Regulation of TIMP-1 in Human Placenta and Fetal Membranes by lipopolysaccharide and demethylating agent 5-aza-2'-deoxycytidine

Affiliations

Regulation of TIMP-1 in Human Placenta and Fetal Membranes by lipopolysaccharide and demethylating agent 5-aza-2'-deoxycytidine

Zoë L Vincent et al. Reprod Biol Endocrinol. .

Abstract

Background: An appropriate transcriptional profile in the placenta and fetal membranes is required for successful pregnancy; any variations may lead to inappropriate timing of birth. Epigenetic regulation through reversible modification of chromatin has emerged as a fundamental mechanism for the control of gene expression in a range of biological systems and can be modified by pharmacological intervention, thus providing novel therapeutic avenues. TIMP-1 is an endogenous inhibitor of MMPs, and hence is intimately involved in maintaining the integrity of the fetal membranes until labor.

Objective and methods: To determine if TIMP-1 is regulated by DNA methylation in gestational tissues we employed an in vitro model in which gestational tissue explants were treated with demethylating agent 5-aza-2'-deoxycytidine (AZA) and lipopolysaccharide (LPS).
:::::
Can you pick up the abstract on TIMP-1 regulation in placenta and fetal membranes right after its last sentence and continue it?

DATA:
:::::
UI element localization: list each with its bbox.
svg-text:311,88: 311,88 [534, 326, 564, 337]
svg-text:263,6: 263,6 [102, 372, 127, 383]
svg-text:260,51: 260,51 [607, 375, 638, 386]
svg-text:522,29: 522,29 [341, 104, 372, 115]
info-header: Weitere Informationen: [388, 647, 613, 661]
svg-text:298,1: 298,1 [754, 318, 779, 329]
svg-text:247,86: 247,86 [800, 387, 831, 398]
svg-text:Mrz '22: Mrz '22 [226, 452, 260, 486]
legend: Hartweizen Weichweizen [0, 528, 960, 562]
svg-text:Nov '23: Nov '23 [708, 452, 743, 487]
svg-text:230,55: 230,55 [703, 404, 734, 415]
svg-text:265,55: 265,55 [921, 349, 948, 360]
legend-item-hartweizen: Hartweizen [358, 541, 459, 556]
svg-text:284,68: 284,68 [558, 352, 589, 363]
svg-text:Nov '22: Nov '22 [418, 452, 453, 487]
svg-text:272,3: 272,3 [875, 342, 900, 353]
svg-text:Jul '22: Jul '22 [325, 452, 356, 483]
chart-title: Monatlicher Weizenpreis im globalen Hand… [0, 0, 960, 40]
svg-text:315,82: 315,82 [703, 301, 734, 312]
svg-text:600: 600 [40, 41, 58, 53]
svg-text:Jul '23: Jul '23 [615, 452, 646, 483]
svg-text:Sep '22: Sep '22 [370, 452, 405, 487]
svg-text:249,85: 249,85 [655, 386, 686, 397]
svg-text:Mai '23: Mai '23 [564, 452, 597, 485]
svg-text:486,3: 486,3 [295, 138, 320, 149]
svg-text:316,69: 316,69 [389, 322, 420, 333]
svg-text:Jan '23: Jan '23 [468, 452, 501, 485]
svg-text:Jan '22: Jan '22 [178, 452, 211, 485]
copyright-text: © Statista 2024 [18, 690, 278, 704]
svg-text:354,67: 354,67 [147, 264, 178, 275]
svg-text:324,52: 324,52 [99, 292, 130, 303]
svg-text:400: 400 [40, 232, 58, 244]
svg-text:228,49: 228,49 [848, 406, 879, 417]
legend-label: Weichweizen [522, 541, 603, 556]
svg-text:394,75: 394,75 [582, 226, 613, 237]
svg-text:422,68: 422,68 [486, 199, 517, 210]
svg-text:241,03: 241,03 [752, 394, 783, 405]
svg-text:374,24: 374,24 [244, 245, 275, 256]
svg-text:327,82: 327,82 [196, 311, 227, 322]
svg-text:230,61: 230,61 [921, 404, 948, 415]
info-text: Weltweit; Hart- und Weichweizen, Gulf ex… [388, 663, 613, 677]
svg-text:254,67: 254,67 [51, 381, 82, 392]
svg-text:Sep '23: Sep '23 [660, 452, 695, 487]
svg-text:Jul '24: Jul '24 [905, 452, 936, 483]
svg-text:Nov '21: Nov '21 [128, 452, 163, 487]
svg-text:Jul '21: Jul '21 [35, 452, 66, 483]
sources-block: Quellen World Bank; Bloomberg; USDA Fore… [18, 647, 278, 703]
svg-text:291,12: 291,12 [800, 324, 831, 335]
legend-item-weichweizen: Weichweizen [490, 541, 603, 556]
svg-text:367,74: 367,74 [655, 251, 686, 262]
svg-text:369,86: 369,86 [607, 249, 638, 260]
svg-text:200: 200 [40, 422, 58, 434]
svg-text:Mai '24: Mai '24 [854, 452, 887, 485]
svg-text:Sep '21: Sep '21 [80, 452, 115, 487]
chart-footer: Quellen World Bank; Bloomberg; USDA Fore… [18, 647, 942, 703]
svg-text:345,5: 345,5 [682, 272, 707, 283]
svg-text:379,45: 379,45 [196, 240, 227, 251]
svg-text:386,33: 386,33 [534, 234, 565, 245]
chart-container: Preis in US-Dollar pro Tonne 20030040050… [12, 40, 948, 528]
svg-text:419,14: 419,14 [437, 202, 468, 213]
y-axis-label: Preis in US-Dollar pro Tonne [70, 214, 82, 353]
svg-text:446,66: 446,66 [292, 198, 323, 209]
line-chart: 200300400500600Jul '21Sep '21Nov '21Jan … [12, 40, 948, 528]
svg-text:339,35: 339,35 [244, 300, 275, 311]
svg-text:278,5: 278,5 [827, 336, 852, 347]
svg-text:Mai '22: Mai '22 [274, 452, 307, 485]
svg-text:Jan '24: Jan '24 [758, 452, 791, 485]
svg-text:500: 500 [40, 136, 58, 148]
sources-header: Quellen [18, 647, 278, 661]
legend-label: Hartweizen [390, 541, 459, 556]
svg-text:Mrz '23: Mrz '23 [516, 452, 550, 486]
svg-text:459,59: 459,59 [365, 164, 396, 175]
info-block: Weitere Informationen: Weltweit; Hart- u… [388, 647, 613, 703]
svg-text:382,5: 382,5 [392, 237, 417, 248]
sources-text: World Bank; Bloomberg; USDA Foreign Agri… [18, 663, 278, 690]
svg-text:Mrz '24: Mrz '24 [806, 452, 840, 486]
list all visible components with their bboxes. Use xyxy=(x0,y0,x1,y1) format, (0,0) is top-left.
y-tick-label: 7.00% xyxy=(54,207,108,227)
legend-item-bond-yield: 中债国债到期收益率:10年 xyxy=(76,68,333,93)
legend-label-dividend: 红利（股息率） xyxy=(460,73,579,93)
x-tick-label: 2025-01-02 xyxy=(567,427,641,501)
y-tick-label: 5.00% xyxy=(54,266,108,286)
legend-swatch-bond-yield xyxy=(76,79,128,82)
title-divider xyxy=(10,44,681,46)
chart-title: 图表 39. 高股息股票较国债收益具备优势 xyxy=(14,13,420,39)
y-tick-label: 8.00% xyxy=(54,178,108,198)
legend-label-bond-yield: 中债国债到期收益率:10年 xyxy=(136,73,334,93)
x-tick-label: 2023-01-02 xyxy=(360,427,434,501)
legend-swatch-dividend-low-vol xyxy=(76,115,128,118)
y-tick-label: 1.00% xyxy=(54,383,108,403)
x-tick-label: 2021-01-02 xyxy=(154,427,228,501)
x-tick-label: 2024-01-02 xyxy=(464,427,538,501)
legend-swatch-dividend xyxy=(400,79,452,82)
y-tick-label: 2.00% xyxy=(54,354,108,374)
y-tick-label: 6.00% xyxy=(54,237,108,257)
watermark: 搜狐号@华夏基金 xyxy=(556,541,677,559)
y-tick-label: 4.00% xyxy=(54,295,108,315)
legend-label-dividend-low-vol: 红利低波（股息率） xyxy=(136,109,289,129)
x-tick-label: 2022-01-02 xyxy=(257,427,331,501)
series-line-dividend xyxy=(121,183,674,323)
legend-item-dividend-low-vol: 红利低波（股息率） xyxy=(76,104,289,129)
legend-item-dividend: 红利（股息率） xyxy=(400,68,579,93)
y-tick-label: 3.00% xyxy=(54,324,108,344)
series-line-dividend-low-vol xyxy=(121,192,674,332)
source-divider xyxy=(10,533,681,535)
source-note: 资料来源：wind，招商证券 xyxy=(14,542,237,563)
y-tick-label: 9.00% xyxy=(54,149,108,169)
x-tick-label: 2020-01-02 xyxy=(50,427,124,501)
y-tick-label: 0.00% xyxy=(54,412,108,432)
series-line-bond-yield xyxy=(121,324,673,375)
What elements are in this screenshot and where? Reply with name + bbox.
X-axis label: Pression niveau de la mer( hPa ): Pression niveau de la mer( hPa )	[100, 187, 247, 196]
:::::
YOUR RESPONSE:
Results: Quantitative Real-Time PCR (qRT-PCR) revealed that TIMP-1 transcription was significantly increased by combined treatment of AZA and LPS, but not LPS alone, in villous, amnion and choriodecidua explants after 24 and 48 hrs, whilst western blotting showed protein production was stimulated after 24 hrs only. Upon interrogation of the TIMP-1 promoter using Sequenom EpiTyper MassARRAY, we discovered sex-specific differential methylation, in part explained by x-linked methylation in females. Increased TIMP-1 in the presence of LPS was potentiated by AZA treatment, signifying that a change in chromatin structure, but not in DNA methylation at the promoter region, is required for transcriptional activators to access the promoter region of TIMP-1.

Conclusions: Collectively, these observations support a potential role for pharmacological agents that modify chromatin structure to be utilized in the therapeutic targeting of TIMP-1 to prevent premature rupture of the fetal membranes in an infectious setting.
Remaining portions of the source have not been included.